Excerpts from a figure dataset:
------------------------------------------------

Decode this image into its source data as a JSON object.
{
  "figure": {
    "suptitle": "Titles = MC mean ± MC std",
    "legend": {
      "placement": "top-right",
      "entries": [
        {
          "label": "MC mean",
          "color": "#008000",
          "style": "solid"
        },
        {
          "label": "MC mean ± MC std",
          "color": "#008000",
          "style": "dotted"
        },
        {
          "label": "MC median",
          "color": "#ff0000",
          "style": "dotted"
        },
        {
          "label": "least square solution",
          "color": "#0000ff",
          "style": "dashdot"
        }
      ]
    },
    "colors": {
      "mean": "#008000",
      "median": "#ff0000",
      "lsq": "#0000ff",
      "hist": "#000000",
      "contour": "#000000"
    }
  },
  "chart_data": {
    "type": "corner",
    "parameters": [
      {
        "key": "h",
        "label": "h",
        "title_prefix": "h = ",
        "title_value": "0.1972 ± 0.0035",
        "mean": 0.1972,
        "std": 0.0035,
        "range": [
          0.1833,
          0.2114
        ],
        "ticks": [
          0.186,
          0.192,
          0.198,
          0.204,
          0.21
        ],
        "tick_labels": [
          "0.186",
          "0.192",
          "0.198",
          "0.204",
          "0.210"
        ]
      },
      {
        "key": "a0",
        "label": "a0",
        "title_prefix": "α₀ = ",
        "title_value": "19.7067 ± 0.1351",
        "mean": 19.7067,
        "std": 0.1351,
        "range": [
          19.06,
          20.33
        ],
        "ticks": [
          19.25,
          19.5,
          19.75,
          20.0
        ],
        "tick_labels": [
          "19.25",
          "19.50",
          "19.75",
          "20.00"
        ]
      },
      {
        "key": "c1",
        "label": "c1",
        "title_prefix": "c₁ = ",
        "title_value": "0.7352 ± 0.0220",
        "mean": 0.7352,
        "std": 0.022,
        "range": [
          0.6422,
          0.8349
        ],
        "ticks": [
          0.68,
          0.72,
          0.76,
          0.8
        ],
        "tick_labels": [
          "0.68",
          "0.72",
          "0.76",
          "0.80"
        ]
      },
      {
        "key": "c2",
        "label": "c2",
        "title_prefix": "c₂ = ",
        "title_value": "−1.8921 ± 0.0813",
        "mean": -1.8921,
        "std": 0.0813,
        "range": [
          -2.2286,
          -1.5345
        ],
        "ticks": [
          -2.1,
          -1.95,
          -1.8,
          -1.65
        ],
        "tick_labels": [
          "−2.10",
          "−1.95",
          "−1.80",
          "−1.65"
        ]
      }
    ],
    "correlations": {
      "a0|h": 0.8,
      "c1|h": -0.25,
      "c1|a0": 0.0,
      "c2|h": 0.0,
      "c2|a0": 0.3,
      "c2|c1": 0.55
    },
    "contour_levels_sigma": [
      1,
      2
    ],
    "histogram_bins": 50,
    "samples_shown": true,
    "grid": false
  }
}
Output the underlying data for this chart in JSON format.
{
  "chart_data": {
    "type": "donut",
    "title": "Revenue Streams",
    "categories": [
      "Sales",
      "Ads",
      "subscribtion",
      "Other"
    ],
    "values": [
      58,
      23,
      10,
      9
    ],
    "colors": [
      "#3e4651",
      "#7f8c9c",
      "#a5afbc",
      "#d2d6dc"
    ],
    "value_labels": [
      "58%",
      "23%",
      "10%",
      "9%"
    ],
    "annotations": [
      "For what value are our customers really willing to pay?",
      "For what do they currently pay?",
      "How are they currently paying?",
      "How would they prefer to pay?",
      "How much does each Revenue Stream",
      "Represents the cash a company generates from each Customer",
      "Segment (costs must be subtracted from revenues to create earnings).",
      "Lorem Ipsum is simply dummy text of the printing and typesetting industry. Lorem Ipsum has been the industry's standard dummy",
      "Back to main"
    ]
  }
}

------------------------------------------------

**Challenge**
Nothing may be left out: return each entry exactly as it reads.

**Reply**
Decode this image into its source data as a JSON object.
{
  "figure": {
    "suptitle": "Titles = MC mean ± MC std",
    "legend": {
      "placement": "top-right",
      "entries": [
        {
          "label": "MC mean",
          "color": "#008000",
          "style": "solid"
        },
        {
          "label": "MC mean ± MC std",
          "color": "#008000",
          "style": "dotted"
        },
        {
          "label": "MC median",
          "color": "#ff0000",
          "style": "dotted"
        },
        {
          "label": "least square solution",
          "color": "#0000ff",
          "style": "dashdot"
        }
      ]
    },
    "colors": {
      "mean": "#008000",
      "median": "#ff0000",
      "lsq": "#0000ff",
      "hist": "#000000",
      "contour": "#000000"
    }
  },
  "chart_data": {
    "type": "corner",
    "parameters": [
      {
        "key": "h",
        "label": "h",
        "title_prefix": "h = ",
        "title_value": "0.1972 ± 0.0035",
        "mean": 0.1972,
        "std": 0.0035,
        "range": [
          0.1833,
          0.2114
        ],
        "ticks": [
          0.186,
          0.192,
          0.198,
          0.204,
          0.21
        ],
        "tick_labels": [
          "0.186",
          "0.192",
          "0.198",
          "0.204",
          "0.210"
        ]
      },
      {
        "key": "a0",
        "label": "a0",
        "title_prefix": "α₀ = ",
        "title_value": "19.7067 ± 0.1351",
        "mean": 19.7067,
        "std": 0.1351,
        "range": [
          19.06,
          20.33
        ],
        "ticks": [
          19.25,
          19.5,
          19.75,
          20.0
        ],
        "tick_labels": [
          "19.25",
          "19.50",
          "19.75",
          "20.00"
        ]
      },
      {
        "key": "c1",
        "label": "c1",
        "title_prefix": "c₁ = ",
        "title_value": "0.7352 ± 0.0220",
        "mean": 0.7352,
        "std": 0.022,
        "range": [
          0.6422,
          0.8349
        ],
        "ticks": [
          0.68,
          0.72,
          0.76,
          0.8
        ],
        "tick_labels": [
          "0.68",
          "0.72",
          "0.76",
          "0.80"
        ]
      },
      {
        "key": "c2",
        "label": "c2",
        "title_prefix": "c₂ = ",
        "title_value": "−1.8921 ± 0.0813",
        "mean": -1.8921,
        "std": 0.0813,
        "range": [
          -2.2286,
          -1.5345
        ],
        "ticks": [
          -2.1,
          -1.95,
          -1.8,
          -1.65
        ],
        "tick_labels": [
          "−2.10",
          "−1.95",
          "−1.80",
          "−1.65"
        ]
      }
    ],
    "correlations": {
      "a0|h": 0.8,
      "c1|h": -0.25,
      "c1|a0": 0.0,
      "c2|h": 0.0,
      "c2|a0": 0.3,
      "c2|c1": 0.55
    },
    "contour_levels_sigma": [
      1,
      2
    ],
    "histogram_bins": 50,
    "samples_shown": true,
    "grid": false
  }
}
Output the underlying data for this chart in JSON format.
{
  "chart_data": {
    "type": "donut",
    "title": "Revenue Streams",
    "categories": [
      "Sales",
      "Ads",
      "subscribtion",
      "Other"
    ],
    "values": [
      58,
      23,
      10,
      9
    ],
    "colors": [
      "#3e4651",
      "#7f8c9c",
      "#a5afbc",
      "#d2d6dc"
    ],
    "value_labels": [
      "58%",
      "23%",
      "10%",
      "9%"
    ],
    "annotations": [
      "For what value are our customers really willing to pay?",
      "For what do they currently pay?",
      "How are they currently paying?",
      "How would they prefer to pay?",
      "How much does each Revenue Stream",
      "Represents the cash a company generates from each Customer",
      "Segment (costs must be subtracted from revenues to create earnings).",
      "Lorem Ipsum is simply dummy text of the printing and typesetting industry. Lorem Ipsum has been the industry's standard dummy",
      "Back to main"
    ]
  }
}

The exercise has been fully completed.